_Source material_:
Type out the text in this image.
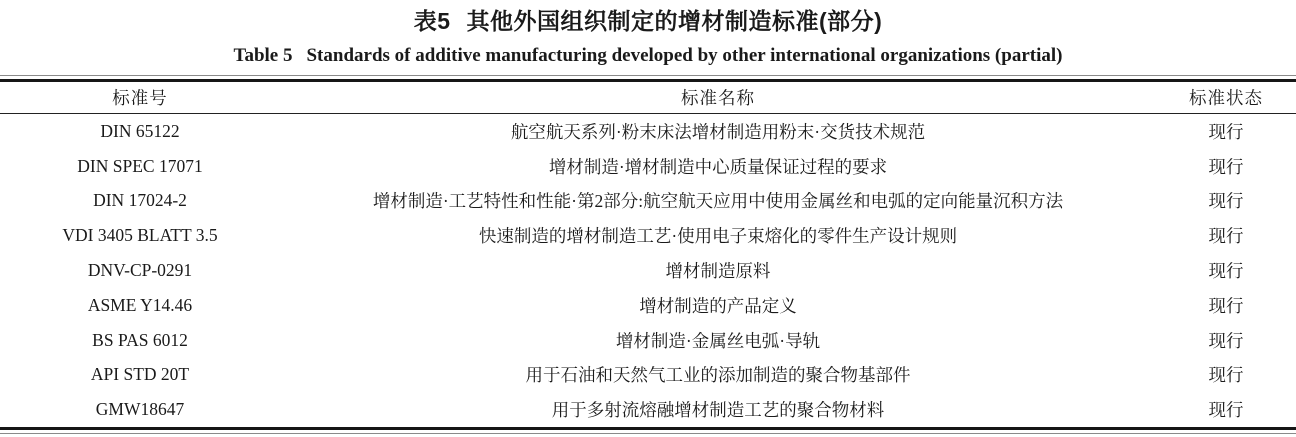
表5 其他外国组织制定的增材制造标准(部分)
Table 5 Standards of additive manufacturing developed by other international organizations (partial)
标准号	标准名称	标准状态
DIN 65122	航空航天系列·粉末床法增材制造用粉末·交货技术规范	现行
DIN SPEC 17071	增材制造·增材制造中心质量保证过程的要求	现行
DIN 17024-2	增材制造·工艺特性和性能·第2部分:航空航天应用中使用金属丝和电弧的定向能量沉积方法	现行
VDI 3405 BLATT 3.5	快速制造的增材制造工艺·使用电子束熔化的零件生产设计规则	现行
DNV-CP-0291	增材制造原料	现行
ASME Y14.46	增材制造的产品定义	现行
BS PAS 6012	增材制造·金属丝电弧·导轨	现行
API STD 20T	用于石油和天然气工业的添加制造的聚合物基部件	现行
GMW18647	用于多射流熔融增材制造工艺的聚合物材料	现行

_What is required_: Print the listing above in full, exactly as written. Omit any pictures.

_Exercise solution_:
Type out the text in this image.
表5 其他外国组织制定的增材制造标准(部分)
Table 5 Standards of additive manufacturing developed by other international organizations (partial)
标准号	标准名称	标准状态
DIN 65122	航空航天系列·粉末床法增材制造用粉末·交货技术规范	现行
DIN SPEC 17071	增材制造·增材制造中心质量保证过程的要求	现行
DIN 17024-2	增材制造·工艺特性和性能·第2部分:航空航天应用中使用金属丝和电弧的定向能量沉积方法	现行
VDI 3405 BLATT 3.5	快速制造的增材制造工艺·使用电子束熔化的零件生产设计规则	现行
DNV-CP-0291	增材制造原料	现行
ASME Y14.46	增材制造的产品定义	现行
BS PAS 6012	增材制造·金属丝电弧·导轨	现行
API STD 20T	用于石油和天然气工业的添加制造的聚合物基部件	现行
GMW18647	用于多射流熔融增材制造工艺的聚合物材料	现行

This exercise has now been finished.